> **Given problem**: Collect all lines below with the string "甲球运动时".

> **Records from a dataset**:
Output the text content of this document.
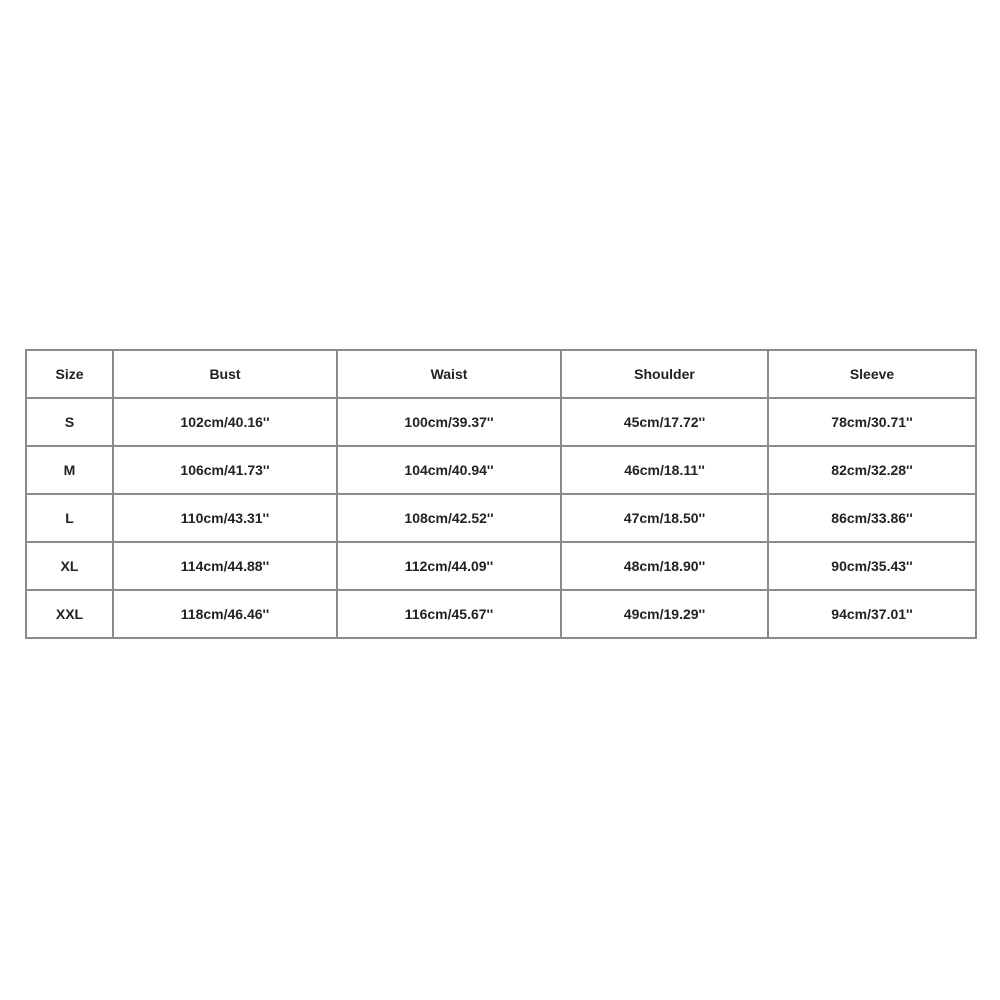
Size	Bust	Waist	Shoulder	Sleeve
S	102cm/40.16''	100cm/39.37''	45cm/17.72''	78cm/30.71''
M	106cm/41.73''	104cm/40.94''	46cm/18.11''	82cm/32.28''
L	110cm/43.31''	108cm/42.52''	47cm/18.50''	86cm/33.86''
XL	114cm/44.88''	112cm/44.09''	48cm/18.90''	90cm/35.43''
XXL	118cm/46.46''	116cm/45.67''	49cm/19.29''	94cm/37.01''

--

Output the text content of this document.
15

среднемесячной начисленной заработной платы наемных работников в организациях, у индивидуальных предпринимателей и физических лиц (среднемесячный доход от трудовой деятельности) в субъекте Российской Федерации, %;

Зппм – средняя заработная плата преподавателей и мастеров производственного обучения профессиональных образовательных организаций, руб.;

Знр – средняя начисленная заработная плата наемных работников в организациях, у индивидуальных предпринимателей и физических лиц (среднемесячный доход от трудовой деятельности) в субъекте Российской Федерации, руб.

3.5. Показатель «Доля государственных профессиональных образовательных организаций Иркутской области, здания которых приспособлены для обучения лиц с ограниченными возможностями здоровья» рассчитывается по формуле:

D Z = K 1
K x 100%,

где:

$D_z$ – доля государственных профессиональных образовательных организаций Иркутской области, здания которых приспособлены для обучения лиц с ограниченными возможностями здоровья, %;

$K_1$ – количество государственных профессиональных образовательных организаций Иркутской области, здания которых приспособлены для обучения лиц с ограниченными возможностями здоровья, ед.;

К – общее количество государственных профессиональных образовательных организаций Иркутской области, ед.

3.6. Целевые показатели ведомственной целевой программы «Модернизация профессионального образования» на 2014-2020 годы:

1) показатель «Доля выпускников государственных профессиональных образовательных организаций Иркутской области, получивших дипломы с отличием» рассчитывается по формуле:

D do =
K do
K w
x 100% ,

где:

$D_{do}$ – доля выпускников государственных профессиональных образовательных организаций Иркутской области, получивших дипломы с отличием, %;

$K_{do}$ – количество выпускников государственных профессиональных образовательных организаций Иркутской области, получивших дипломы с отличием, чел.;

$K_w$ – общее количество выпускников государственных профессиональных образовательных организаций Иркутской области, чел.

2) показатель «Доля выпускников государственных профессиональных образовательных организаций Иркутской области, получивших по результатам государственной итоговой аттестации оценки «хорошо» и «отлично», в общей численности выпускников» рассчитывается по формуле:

...

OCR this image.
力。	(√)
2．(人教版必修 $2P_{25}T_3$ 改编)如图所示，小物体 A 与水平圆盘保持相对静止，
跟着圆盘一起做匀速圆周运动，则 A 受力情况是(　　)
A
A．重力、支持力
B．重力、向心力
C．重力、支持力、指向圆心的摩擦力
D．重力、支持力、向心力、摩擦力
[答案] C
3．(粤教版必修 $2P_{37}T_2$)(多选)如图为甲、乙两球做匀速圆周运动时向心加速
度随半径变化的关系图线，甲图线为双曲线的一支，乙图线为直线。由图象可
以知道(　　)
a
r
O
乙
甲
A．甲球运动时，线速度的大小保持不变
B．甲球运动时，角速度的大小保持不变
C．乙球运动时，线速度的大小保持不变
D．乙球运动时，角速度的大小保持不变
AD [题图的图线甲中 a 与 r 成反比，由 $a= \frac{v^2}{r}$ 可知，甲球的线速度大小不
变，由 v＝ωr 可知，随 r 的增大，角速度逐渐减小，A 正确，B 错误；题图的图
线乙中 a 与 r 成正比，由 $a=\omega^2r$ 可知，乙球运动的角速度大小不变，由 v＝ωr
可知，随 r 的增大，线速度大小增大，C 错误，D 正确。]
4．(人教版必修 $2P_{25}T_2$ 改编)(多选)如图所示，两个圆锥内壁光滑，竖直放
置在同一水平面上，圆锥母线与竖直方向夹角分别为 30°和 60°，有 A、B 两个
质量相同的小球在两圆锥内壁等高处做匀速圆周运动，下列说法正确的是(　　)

> **Final result**:
A．甲球运动时，线速度的大小保持不变
B．甲球运动时，角速度的大小保持不变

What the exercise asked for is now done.